(GIVEN TASK) Return the records in full, exactly as given.
------------------------------------
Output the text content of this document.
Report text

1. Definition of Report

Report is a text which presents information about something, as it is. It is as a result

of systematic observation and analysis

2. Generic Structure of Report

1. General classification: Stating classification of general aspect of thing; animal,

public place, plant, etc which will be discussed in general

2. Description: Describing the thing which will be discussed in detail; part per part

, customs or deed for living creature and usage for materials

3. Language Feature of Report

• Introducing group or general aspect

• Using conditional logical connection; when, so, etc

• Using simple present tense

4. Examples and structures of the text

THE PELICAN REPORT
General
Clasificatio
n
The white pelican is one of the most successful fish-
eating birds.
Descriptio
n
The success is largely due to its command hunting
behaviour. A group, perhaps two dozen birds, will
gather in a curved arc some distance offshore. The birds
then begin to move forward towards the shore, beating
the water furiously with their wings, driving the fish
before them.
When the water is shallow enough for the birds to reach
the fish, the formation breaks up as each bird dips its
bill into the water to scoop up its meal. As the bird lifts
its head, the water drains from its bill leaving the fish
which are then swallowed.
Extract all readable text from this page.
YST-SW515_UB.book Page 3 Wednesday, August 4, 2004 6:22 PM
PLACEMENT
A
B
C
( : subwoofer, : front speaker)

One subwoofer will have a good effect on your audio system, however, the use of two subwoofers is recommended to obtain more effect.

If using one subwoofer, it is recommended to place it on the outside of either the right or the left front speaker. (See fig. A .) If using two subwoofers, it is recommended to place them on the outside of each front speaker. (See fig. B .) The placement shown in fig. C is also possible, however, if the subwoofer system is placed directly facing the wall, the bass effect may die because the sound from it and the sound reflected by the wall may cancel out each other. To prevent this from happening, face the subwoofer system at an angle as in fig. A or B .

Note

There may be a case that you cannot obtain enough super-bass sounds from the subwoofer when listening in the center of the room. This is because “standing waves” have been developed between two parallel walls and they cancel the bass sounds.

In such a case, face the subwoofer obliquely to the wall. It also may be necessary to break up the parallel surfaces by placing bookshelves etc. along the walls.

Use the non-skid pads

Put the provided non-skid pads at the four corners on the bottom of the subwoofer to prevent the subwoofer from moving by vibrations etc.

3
------------------------------------
(SOLUTION TO THE EXERCISE)
Output the text content of this document.
Report text

1. Definition of Report

Report is a text which presents information about something, as it is. It is as a result

of systematic observation and analysis

2. Generic Structure of Report

1. General classification: Stating classification of general aspect of thing; animal,

public place, plant, etc which will be discussed in general

2. Description: Describing the thing which will be discussed in detail; part per part

, customs or deed for living creature and usage for materials

3. Language Feature of Report

• Introducing group or general aspect

• Using conditional logical connection; when, so, etc

• Using simple present tense

4. Examples and structures of the text

THE PELICAN REPORT
General
Clasificatio
n
The white pelican is one of the most successful fish-
eating birds.
Descriptio
n
The success is largely due to its command hunting
behaviour. A group, perhaps two dozen birds, will
gather in a curved arc some distance offshore. The birds
then begin to move forward towards the shore, beating
the water furiously with their wings, driving the fish
before them.
When the water is shallow enough for the birds to reach
the fish, the formation breaks up as each bird dips its
bill into the water to scoop up its meal. As the bird lifts
its head, the water drains from its bill leaving the fish
which are then swallowed.
Extract all readable text from this page.
YST-SW515_UB.book Page 3 Wednesday, August 4, 2004 6:22 PM
PLACEMENT
A
B
C
( : subwoofer, : front speaker)

One subwoofer will have a good effect on your audio system, however, the use of two subwoofers is recommended to obtain more effect.

If using one subwoofer, it is recommended to place it on the outside of either the right or the left front speaker. (See fig. A .) If using two subwoofers, it is recommended to place them on the outside of each front speaker. (See fig. B .) The placement shown in fig. C is also possible, however, if the subwoofer system is placed directly facing the wall, the bass effect may die because the sound from it and the sound reflected by the wall may cancel out each other. To prevent this from happening, face the subwoofer system at an angle as in fig. A or B .

Note

There may be a case that you cannot obtain enough super-bass sounds from the subwoofer when listening in the center of the room. This is because “standing waves” have been developed between two parallel walls and they cancel the bass sounds.

In such a case, face the subwoofer obliquely to the wall. It also may be necessary to break up the parallel surfaces by placing bookshelves etc. along the walls.

Use the non-skid pads

Put the provided non-skid pads at the four corners on the bottom of the subwoofer to prevent the subwoofer from moving by vibrations etc.

3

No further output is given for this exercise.